» Required actions
**A.** How would the sentence "Since all the sort keys are identical, the sort has no effect." from the XSLT sort post read in Spanish?
**B.** Can you carry the XSLT sort post forward from the point where it stops?

--- START Source excerpt ---

Re: [xsl] value of xsl:param in xsl:sort

[Peter Davis <pdavis152 at attbi dot com>]

I assume that your xsl:sort is a child of a xsl:for-each or an 
xsl:apply-templates, and that the xsl:param is a child of an xsl:template or 
the top level, and that the xsl:param and xsl:sort are not together like you 
pasted, or else your stylesheet shouldn't work at all.  If that's not the 
case, then look at that first.

The problem is that xsl:sort converts the result of its select attribute with 
the string() function and uses that as the sort key.  So what you have is 
string($sortByElement), which is the same for every element since the value 
of $sortByElement never changes.  Since all the sort keys are identical, the 
sort has no effect.

Specifying the path directly would have a different result for each element 
in the sorted list.

--- END Source excerpt ---
--- START Provided records ---

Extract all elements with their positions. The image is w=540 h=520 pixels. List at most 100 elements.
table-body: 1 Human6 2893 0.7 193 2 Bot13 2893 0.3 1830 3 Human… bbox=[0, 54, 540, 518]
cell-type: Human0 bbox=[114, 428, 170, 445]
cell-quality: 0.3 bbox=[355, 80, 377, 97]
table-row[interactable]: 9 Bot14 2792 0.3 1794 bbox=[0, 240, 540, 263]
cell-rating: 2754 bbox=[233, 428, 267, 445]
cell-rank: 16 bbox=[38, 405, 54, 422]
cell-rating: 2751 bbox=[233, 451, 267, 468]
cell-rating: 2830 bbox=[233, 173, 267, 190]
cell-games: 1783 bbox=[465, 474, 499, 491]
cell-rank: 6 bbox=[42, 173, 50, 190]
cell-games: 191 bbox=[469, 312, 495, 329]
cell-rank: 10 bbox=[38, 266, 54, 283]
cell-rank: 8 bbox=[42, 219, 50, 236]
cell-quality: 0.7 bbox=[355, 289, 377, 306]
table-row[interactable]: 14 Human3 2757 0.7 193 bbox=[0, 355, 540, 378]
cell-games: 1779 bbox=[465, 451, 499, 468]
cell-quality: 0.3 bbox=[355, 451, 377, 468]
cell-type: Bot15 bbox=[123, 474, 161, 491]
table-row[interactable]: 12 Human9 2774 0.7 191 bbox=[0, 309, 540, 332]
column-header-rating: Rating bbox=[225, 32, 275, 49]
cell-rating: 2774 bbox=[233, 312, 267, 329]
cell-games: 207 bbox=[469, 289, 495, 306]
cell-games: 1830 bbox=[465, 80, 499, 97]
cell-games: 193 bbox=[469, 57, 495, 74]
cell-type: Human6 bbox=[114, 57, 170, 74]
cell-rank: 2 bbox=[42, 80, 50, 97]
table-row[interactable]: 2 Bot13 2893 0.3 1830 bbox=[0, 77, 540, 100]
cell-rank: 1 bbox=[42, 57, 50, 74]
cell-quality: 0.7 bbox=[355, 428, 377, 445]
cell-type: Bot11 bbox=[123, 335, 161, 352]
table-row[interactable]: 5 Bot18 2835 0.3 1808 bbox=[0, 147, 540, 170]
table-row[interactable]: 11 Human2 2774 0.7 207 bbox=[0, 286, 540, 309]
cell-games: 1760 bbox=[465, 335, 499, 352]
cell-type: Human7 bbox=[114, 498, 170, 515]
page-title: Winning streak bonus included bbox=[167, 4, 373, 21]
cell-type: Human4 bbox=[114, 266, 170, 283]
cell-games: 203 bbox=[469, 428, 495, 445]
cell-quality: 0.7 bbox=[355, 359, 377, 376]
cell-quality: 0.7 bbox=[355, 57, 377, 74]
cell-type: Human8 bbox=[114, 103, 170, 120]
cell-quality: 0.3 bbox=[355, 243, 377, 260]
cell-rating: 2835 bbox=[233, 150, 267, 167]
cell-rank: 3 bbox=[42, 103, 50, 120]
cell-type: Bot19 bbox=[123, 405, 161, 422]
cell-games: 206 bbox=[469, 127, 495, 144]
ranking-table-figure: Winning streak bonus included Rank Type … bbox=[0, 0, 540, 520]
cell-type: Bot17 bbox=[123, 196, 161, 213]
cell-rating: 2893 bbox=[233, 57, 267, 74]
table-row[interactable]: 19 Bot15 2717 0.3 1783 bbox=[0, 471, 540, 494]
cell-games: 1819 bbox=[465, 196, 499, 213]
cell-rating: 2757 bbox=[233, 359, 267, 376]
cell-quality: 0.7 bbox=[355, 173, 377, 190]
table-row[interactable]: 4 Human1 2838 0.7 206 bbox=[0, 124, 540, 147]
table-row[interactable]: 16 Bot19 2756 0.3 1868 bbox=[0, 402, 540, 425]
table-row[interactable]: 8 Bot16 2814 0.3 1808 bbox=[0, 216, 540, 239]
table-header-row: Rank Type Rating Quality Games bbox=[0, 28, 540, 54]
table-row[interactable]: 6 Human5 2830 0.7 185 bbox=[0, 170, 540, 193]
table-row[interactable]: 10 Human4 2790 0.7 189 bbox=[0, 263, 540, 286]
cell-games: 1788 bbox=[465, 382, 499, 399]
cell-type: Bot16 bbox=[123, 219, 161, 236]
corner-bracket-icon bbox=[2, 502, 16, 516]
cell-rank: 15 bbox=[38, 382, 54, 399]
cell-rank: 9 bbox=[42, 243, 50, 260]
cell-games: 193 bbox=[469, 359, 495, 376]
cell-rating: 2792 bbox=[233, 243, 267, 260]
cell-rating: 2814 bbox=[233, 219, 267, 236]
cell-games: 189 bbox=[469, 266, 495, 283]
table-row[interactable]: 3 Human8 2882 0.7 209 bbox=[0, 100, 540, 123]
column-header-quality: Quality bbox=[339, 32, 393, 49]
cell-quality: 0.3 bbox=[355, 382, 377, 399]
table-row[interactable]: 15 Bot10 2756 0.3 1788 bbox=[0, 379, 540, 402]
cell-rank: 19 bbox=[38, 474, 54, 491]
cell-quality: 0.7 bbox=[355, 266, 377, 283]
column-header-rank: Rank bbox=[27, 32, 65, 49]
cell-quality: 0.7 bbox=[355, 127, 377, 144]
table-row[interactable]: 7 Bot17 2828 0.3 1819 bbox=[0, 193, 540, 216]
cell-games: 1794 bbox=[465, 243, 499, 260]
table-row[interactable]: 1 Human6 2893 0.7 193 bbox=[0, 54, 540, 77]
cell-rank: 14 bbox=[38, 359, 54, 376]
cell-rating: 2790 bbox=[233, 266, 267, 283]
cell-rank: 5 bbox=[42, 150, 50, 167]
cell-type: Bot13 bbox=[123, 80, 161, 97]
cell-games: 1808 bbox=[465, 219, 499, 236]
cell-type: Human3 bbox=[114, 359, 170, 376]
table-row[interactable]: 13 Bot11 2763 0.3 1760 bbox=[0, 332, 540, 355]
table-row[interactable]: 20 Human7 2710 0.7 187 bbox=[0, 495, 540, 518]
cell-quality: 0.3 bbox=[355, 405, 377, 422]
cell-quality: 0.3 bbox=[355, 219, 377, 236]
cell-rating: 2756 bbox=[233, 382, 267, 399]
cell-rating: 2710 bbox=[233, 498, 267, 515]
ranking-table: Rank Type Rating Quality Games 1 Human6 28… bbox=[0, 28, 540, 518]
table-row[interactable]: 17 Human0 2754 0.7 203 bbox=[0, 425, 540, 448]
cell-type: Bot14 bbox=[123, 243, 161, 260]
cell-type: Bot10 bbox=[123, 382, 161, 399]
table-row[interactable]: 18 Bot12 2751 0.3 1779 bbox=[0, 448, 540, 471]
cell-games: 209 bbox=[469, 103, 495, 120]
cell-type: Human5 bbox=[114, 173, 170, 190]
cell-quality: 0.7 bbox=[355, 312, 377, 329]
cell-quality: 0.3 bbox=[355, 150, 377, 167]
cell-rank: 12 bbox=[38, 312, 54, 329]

--- END Provided records ---

» Solved tasks
**A.** Como todas las claves de ordenación son idénticas, la ordenación no tiene ningún efecto.

**B.**
Unfortunately you can't use a param or variable like this, since its value 
never changes.  If you need to use a complete XPath expression dynamically, 
look for an "evaluate" extension function for your specific processor.  
Otherwise, you are stuck with matching the name of a single child element, as 
someone else posted, by doing *[name() = $sortByElement].

On Wednesday 13 February 2002 20:41, Kunal H. Parikh wrote:
> Hi !
>
> ========================
> <xsl:param name="sortByElement">AuthorList/Author/Name</xsl:param>
> <xsl:sort select="$sortByElement" order="ascending"></xsl:sort>
> ========================
>
> The above code does not seem to be replacing the $sortByElement for the
> parameter.
>
> But, if I replace "$sortByElement" with "AuthorList/Author/Name",
> everything works out just fine.
>
> Can someone please suggest what mistake I am making ?
>
>
>
> TIA,
>
> Kunal
>
>
>  XSL-List info and archive:  http://www.mulberrytech.com/xsl/xsl-list

-- 
Peter Davis
It is very difficult to prophesy, especially when it pertains to the future.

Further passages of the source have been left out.